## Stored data
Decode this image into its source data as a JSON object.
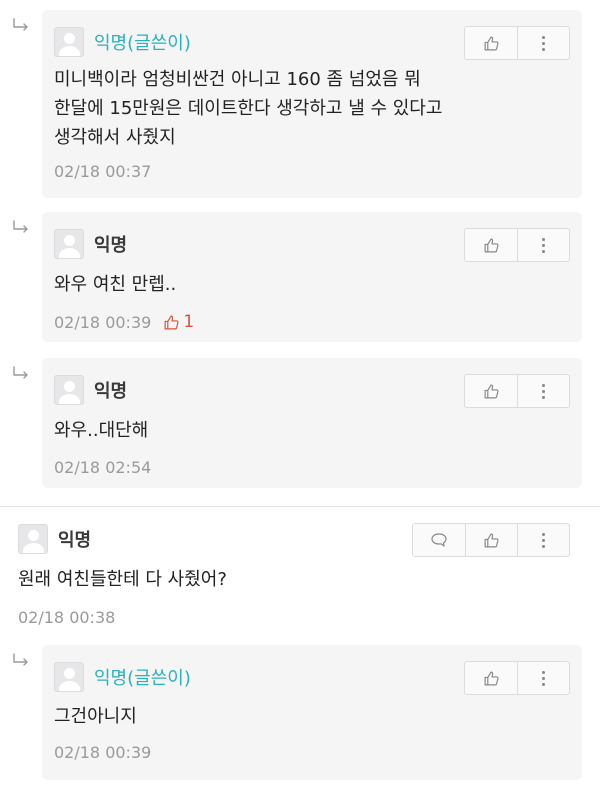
{
  "comments": [
    {
      "author": "익명(글쓴이)",
      "lines": [
        "미니백이라 엄청비싼건 아니고 160 좀 넘었음 뭐",
        "한달에 15만원은 데이트한다 생각하고 낼 수 있다고",
        "생각해서 사줬지"
      ],
      "time": "02/18 00:37"
    },
    {
      "author": "익명",
      "lines": [
        "와우 여친 만렙.."
      ],
      "time": "02/18 00:39",
      "likes": "1"
    },
    {
      "author": "익명",
      "lines": [
        "와우..대단해"
      ],
      "time": "02/18 02:54"
    },
    {
      "author": "익명",
      "lines": [
        "원래 여친들한테 다 사줬어?"
      ],
      "time": "02/18 00:38"
    },
    {
      "author": "익명(글쓴이)",
      "lines": [
        "그건아니지"
      ],
      "time": "02/18 00:39"
    }
  ],
  "icons": {
    "reply_arrow": "reply-arrow-icon",
    "like": "thumbs-up-icon",
    "more": "more-vertical-icon",
    "comment": "speech-bubble-icon"
  },
  "colors": {
    "author": "#2bb1bd",
    "like_count": "#d6543a",
    "card_bg": "#f5f5f6"
  }
}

## Given problem
Report every line containing the word "time" from the listing above.

## Solution to this problem
      "time": "02/18 00:37"
      "time": "02/18 00:39",
      "time": "02/18 02:54"
      "time": "02/18 00:38"
      "time": "02/18 00:39"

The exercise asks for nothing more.